--- START Records provided ---
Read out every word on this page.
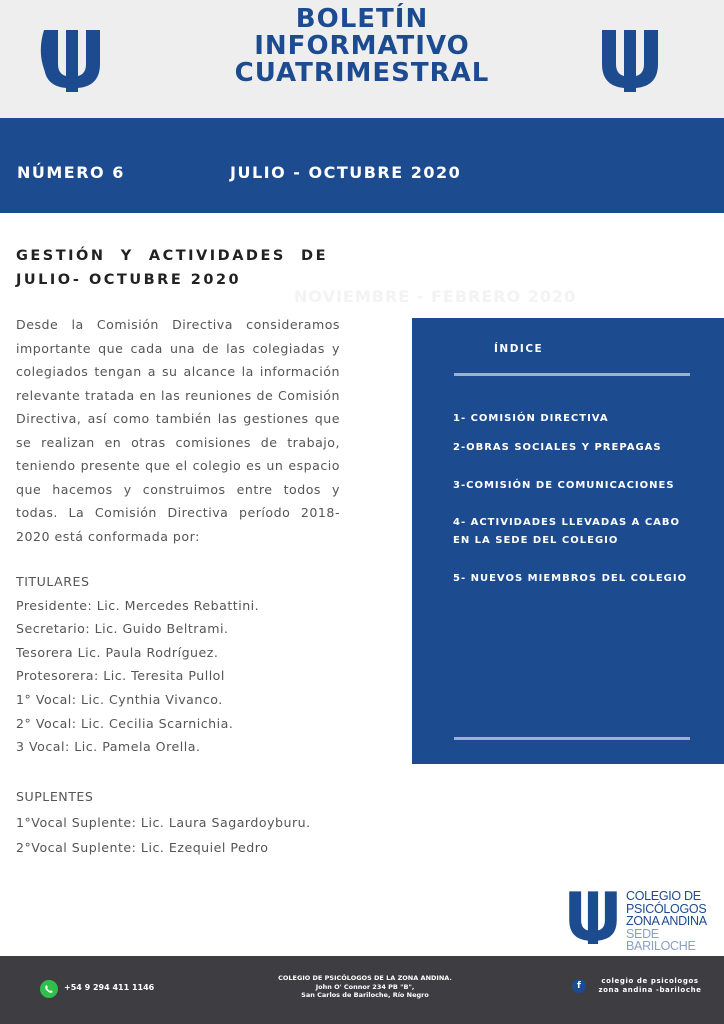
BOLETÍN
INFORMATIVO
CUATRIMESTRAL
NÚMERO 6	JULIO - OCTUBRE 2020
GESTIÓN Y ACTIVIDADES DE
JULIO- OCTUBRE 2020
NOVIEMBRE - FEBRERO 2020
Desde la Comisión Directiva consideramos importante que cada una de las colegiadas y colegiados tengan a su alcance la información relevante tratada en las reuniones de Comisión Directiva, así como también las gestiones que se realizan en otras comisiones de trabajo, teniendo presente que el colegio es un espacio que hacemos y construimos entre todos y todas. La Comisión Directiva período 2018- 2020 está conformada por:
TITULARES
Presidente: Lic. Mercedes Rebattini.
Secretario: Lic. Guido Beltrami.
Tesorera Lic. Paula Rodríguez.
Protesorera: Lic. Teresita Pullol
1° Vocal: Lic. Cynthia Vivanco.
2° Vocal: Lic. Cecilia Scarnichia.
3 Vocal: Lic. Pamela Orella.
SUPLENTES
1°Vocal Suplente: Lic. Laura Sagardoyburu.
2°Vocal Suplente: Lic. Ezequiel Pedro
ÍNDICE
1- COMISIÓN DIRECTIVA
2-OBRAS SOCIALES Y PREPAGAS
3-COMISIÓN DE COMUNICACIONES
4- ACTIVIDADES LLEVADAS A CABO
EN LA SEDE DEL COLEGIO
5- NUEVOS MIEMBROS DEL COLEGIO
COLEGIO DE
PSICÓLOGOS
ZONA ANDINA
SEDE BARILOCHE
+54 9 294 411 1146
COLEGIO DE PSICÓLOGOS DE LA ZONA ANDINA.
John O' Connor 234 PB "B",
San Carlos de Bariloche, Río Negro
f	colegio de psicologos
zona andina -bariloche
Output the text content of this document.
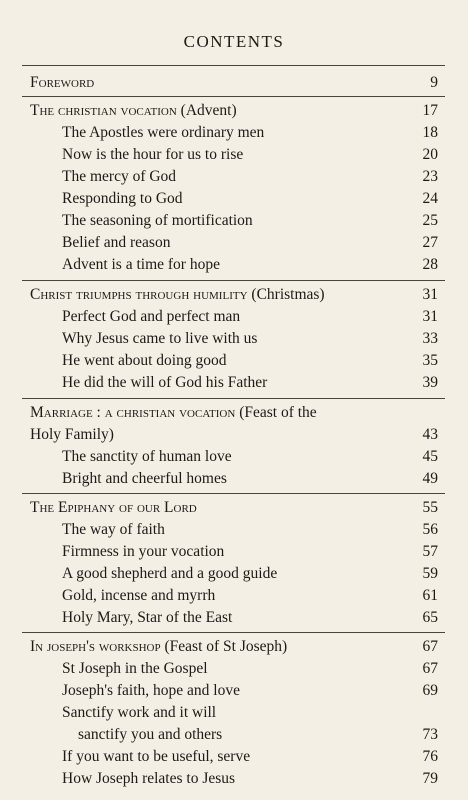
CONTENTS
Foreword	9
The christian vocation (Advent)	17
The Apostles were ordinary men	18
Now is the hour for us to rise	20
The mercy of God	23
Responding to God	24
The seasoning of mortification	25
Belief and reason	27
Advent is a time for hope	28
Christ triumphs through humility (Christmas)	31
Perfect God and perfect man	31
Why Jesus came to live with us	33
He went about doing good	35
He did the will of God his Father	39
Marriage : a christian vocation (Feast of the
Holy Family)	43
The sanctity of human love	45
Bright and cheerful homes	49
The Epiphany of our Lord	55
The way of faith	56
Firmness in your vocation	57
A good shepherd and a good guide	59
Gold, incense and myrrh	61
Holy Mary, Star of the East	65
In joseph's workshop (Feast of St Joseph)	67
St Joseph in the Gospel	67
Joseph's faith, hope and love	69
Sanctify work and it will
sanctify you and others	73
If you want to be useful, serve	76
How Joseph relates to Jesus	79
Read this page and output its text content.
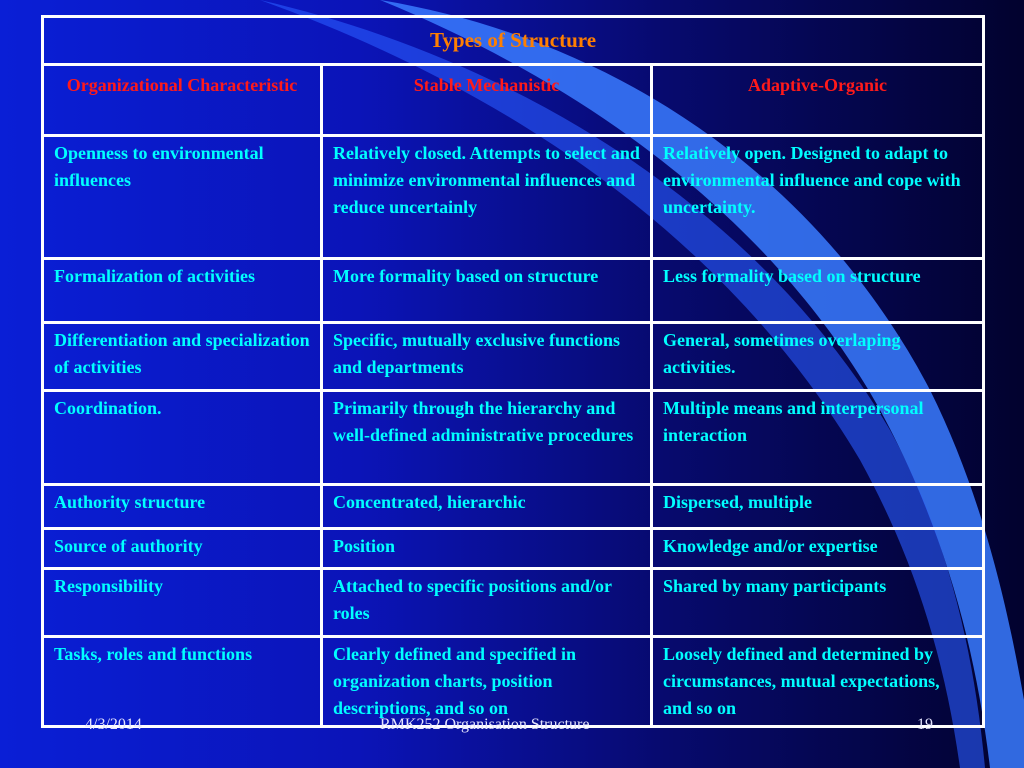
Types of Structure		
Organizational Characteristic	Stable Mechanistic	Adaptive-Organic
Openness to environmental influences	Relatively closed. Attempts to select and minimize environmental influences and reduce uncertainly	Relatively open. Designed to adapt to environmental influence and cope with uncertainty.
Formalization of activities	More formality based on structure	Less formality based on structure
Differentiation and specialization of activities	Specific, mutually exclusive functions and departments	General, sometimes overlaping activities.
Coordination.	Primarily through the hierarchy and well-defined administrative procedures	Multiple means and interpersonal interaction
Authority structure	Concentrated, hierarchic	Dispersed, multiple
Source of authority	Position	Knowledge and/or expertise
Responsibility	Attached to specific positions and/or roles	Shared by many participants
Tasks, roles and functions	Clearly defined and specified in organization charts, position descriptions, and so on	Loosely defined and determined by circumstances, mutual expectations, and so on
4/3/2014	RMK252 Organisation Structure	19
--- END Records provided ---
→ **Challenge**:
Write out the listing word for word, omitting the pictures it holds.

→ **Full answer**:
Read out every word on this page.
BOLETÍN
INFORMATIVO
CUATRIMESTRAL
NÚMERO 6	JULIO - OCTUBRE 2020
GESTIÓN Y ACTIVIDADES DE
JULIO- OCTUBRE 2020
NOVIEMBRE - FEBRERO 2020
Desde la Comisión Directiva consideramos importante que cada una de las colegiadas y colegiados tengan a su alcance la información relevante tratada en las reuniones de Comisión Directiva, así como también las gestiones que se realizan en otras comisiones de trabajo, teniendo presente que el colegio es un espacio que hacemos y construimos entre todos y todas. La Comisión Directiva período 2018- 2020 está conformada por:
TITULARES
Presidente: Lic. Mercedes Rebattini.
Secretario: Lic. Guido Beltrami.
Tesorera Lic. Paula Rodríguez.
Protesorera: Lic. Teresita Pullol
1° Vocal: Lic. Cynthia Vivanco.
2° Vocal: Lic. Cecilia Scarnichia.
3 Vocal: Lic. Pamela Orella.
SUPLENTES
1°Vocal Suplente: Lic. Laura Sagardoyburu.
2°Vocal Suplente: Lic. Ezequiel Pedro
ÍNDICE
1- COMISIÓN DIRECTIVA
2-OBRAS SOCIALES Y PREPAGAS
3-COMISIÓN DE COMUNICACIONES
4- ACTIVIDADES LLEVADAS A CABO
EN LA SEDE DEL COLEGIO
5- NUEVOS MIEMBROS DEL COLEGIO
COLEGIO DE
PSICÓLOGOS
ZONA ANDINA
SEDE BARILOCHE
+54 9 294 411 1146
COLEGIO DE PSICÓLOGOS DE LA ZONA ANDINA.
John O' Connor 234 PB "B",
San Carlos de Bariloche, Río Negro
f	colegio de psicologos
zona andina -bariloche
Output the text content of this document.
CONTENTS
Foreword	9
The christian vocation (Advent)	17
The Apostles were ordinary men	18
Now is the hour for us to rise	20
The mercy of God	23
Responding to God	24
The seasoning of mortification	25
Belief and reason	27
Advent is a time for hope	28
Christ triumphs through humility (Christmas)	31
Perfect God and perfect man	31
Why Jesus came to live with us	33
He went about doing good	35
He did the will of God his Father	39
Marriage : a christian vocation (Feast of the
Holy Family)	43
The sanctity of human love	45
Bright and cheerful homes	49
The Epiphany of our Lord	55
The way of faith	56
Firmness in your vocation	57
A good shepherd and a good guide	59
Gold, incense and myrrh	61
Holy Mary, Star of the East	65
In joseph's workshop (Feast of St Joseph)	67
St Joseph in the Gospel	67
Joseph's faith, hope and love	69
Sanctify work and it will
sanctify you and others	73
If you want to be useful, serve	76
How Joseph relates to Jesus	79
Read this page and output its text content.
Types of Structure		
Organizational Characteristic	Stable Mechanistic	Adaptive-Organic
Openness to environmental influences	Relatively closed. Attempts to select and minimize environmental influences and reduce uncertainly	Relatively open. Designed to adapt to environmental influence and cope with uncertainty.
Formalization of activities	More formality based on structure	Less formality based on structure
Differentiation and specialization of activities	Specific, mutually exclusive functions and departments	General, sometimes overlaping activities.
Coordination.	Primarily through the hierarchy and well-defined administrative procedures	Multiple means and interpersonal interaction
Authority structure	Concentrated, hierarchic	Dispersed, multiple
Source of authority	Position	Knowledge and/or expertise
Responsibility	Attached to specific positions and/or roles	Shared by many participants
Tasks, roles and functions	Clearly defined and specified in organization charts, position descriptions, and so on	Loosely defined and determined by circumstances, mutual expectations, and so on
4/3/2014	RMK252 Organisation Structure	19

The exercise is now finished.